— Begin EXCERPTED DATA —
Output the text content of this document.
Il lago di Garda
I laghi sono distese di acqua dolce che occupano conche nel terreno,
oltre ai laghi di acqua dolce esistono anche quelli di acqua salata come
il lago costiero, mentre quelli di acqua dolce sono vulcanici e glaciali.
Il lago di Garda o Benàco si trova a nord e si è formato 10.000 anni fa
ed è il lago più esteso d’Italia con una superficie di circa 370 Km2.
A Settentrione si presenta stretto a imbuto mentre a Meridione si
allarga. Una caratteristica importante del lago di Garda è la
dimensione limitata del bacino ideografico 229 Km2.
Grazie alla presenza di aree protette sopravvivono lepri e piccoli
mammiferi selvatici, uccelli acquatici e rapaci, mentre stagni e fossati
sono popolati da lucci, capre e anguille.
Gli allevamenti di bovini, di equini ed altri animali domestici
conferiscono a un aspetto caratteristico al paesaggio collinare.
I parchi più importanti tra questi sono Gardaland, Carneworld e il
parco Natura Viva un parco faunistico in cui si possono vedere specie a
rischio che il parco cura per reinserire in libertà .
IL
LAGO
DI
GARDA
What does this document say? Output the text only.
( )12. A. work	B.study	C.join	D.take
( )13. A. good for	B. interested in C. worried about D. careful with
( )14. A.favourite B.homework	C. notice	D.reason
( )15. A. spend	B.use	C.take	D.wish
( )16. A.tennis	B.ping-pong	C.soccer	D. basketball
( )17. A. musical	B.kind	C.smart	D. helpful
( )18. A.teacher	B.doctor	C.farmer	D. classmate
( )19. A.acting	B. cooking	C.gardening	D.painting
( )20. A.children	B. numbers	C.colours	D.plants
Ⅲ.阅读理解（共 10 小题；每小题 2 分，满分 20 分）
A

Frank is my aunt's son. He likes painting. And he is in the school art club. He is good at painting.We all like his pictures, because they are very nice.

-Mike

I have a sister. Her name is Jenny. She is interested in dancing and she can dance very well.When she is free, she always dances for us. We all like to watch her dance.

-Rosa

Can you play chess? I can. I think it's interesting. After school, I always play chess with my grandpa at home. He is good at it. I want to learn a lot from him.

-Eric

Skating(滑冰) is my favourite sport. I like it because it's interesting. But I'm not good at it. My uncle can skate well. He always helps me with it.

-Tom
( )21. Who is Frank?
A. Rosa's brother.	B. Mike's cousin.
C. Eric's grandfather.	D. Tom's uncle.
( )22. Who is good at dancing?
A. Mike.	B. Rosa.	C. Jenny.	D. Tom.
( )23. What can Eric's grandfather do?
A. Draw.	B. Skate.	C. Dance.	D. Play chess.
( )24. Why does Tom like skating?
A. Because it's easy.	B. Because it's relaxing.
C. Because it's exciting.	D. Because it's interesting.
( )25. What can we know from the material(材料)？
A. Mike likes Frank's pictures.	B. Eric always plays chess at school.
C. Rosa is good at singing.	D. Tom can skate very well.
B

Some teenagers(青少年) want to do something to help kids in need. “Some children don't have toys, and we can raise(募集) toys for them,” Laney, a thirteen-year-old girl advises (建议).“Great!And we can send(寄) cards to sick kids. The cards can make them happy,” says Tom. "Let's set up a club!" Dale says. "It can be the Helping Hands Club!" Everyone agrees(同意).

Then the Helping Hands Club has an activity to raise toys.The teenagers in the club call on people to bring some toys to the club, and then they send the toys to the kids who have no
— End EXCERPTED DATA —
Reproduce each entry from the records above, character for character.

Output the text content of this document.
Il lago di Garda
I laghi sono distese di acqua dolce che occupano conche nel terreno,
oltre ai laghi di acqua dolce esistono anche quelli di acqua salata come
il lago costiero, mentre quelli di acqua dolce sono vulcanici e glaciali.
Il lago di Garda o Benàco si trova a nord e si è formato 10.000 anni fa
ed è il lago più esteso d’Italia con una superficie di circa 370 Km2.
A Settentrione si presenta stretto a imbuto mentre a Meridione si
allarga. Una caratteristica importante del lago di Garda è la
dimensione limitata del bacino ideografico 229 Km2.
Grazie alla presenza di aree protette sopravvivono lepri e piccoli
mammiferi selvatici, uccelli acquatici e rapaci, mentre stagni e fossati
sono popolati da lucci, capre e anguille.
Gli allevamenti di bovini, di equini ed altri animali domestici
conferiscono a un aspetto caratteristico al paesaggio collinare.
I parchi più importanti tra questi sono Gardaland, Carneworld e il
parco Natura Viva un parco faunistico in cui si possono vedere specie a
rischio che il parco cura per reinserire in libertà .
IL
LAGO
DI
GARDA
What does this document say? Output the text only.
( )12. A. work	B.study	C.join	D.take
( )13. A. good for	B. interested in C. worried about D. careful with
( )14. A.favourite B.homework	C. notice	D.reason
( )15. A. spend	B.use	C.take	D.wish
( )16. A.tennis	B.ping-pong	C.soccer	D. basketball
( )17. A. musical	B.kind	C.smart	D. helpful
( )18. A.teacher	B.doctor	C.farmer	D. classmate
( )19. A.acting	B. cooking	C.gardening	D.painting
( )20. A.children	B. numbers	C.colours	D.plants
Ⅲ.阅读理解（共 10 小题；每小题 2 分，满分 20 分）
A

Frank is my aunt's son. He likes painting. And he is in the school art club. He is good at painting.We all like his pictures, because they are very nice.

-Mike

I have a sister. Her name is Jenny. She is interested in dancing and she can dance very well.When she is free, she always dances for us. We all like to watch her dance.

-Rosa

Can you play chess? I can. I think it's interesting. After school, I always play chess with my grandpa at home. He is good at it. I want to learn a lot from him.

-Eric

Skating(滑冰) is my favourite sport. I like it because it's interesting. But I'm not good at it. My uncle can skate well. He always helps me with it.

-Tom
( )21. Who is Frank?
A. Rosa's brother.	B. Mike's cousin.
C. Eric's grandfather.	D. Tom's uncle.
( )22. Who is good at dancing?
A. Mike.	B. Rosa.	C. Jenny.	D. Tom.
( )23. What can Eric's grandfather do?
A. Draw.	B. Skate.	C. Dance.	D. Play chess.
( )24. Why does Tom like skating?
A. Because it's easy.	B. Because it's relaxing.
C. Because it's exciting.	D. Because it's interesting.
( )25. What can we know from the material(材料)？
A. Mike likes Frank's pictures.	B. Eric always plays chess at school.
C. Rosa is good at singing.	D. Tom can skate very well.
B

Some teenagers(青少年) want to do something to help kids in need. “Some children don't have toys, and we can raise(募集) toys for them,” Laney, a thirteen-year-old girl advises (建议).“Great!And we can send(寄) cards to sick kids. The cards can make them happy,” says Tom. "Let's set up a club!" Dale says. "It can be the Helping Hands Club!" Everyone agrees(同意).

Then the Helping Hands Club has an activity to raise toys.The teenagers in the club call on people to bring some toys to the club, and then they send the toys to the kids who have no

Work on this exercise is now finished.